Problem details: Scan the data for "title" and copy the lines it appears in.

Data to use:
◆ ◆ ◆ ◆
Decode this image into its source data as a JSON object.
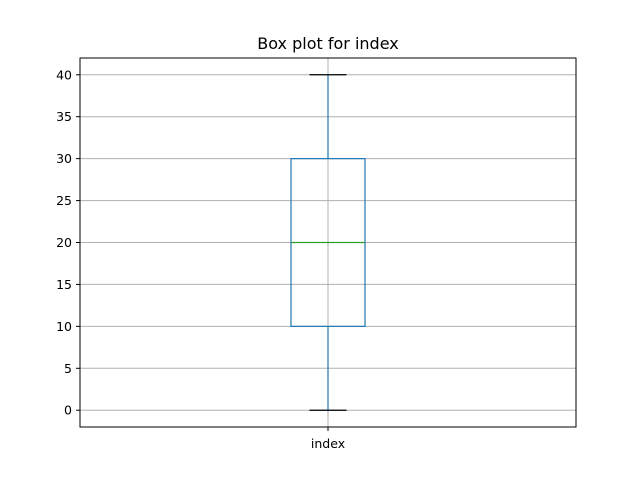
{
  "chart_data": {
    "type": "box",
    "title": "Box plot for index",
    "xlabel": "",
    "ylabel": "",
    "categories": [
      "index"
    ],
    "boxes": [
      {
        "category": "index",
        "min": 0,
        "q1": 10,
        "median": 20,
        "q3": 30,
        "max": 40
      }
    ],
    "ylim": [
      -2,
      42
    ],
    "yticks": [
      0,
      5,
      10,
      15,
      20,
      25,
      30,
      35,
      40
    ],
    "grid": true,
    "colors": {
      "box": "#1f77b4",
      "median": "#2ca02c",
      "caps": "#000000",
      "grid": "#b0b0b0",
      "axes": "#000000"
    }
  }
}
◆ ◆ ◆ ◆
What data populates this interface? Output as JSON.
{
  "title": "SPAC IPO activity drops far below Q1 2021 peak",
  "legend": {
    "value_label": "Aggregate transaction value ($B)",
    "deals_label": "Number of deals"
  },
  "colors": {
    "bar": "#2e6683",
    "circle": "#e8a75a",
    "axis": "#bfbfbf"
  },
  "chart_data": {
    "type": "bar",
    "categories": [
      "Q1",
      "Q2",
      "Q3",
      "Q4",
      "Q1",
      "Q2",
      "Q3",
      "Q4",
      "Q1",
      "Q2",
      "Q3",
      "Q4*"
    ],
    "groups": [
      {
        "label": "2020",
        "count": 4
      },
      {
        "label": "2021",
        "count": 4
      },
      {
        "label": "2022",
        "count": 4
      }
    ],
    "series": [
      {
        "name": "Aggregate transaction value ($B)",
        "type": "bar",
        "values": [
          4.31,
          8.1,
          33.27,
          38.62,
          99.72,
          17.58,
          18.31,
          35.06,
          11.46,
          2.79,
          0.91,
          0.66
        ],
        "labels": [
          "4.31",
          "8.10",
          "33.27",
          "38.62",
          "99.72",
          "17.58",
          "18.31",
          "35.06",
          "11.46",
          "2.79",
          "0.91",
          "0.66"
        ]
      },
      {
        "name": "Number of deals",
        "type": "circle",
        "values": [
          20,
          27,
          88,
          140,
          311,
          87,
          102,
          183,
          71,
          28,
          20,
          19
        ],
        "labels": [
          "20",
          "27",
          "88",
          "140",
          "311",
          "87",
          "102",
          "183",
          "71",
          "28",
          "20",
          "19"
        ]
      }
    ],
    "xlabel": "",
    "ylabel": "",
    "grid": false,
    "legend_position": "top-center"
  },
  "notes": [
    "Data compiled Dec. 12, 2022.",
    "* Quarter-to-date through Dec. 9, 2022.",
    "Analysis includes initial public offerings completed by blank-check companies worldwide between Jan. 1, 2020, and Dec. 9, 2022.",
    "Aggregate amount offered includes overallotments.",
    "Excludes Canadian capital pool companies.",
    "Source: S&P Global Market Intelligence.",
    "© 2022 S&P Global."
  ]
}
◆ ◆ ◆ ◆
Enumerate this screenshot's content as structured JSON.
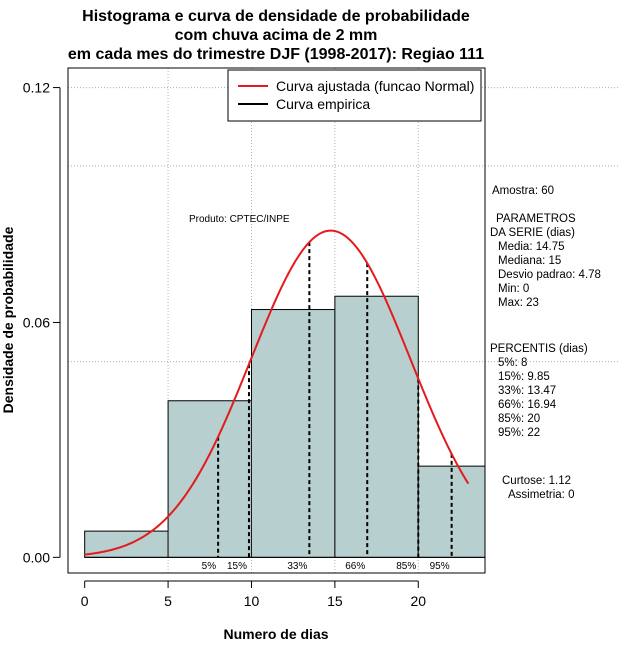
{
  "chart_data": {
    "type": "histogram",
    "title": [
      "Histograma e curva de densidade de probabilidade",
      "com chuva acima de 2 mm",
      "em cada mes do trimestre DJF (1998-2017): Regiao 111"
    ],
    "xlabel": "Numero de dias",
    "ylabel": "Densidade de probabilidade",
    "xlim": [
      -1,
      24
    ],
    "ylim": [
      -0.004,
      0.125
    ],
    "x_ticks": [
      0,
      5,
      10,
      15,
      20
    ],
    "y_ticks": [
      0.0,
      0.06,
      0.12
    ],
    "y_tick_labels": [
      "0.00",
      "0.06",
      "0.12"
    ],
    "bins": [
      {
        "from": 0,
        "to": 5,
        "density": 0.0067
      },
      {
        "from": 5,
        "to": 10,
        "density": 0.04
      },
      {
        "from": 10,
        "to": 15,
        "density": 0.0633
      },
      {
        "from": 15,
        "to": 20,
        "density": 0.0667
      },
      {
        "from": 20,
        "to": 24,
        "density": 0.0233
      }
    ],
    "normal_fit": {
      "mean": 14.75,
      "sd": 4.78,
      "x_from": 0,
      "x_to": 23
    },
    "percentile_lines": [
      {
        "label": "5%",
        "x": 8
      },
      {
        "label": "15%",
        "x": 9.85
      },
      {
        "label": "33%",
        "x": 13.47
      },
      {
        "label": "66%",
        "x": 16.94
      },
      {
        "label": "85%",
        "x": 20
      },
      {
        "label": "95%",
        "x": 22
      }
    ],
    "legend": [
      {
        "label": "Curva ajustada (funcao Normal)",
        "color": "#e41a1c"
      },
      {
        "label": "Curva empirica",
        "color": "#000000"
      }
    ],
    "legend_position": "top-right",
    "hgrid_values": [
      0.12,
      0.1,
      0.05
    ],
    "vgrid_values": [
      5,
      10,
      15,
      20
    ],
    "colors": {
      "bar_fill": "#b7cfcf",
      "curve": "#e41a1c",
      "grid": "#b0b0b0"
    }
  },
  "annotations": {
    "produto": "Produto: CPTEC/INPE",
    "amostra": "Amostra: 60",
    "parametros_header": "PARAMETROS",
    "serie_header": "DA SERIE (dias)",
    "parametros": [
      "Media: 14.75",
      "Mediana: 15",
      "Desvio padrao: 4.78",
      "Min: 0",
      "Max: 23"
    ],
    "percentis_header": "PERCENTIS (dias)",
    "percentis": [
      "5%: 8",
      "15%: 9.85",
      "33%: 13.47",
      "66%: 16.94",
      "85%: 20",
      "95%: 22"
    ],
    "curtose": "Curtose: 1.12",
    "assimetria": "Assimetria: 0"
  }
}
◆ ◆ ◆ ◆
Answer in full:
    "title": "Box plot for index",
  "title": "SPAC IPO activity drops far below Q1 2021 peak",
    "title": [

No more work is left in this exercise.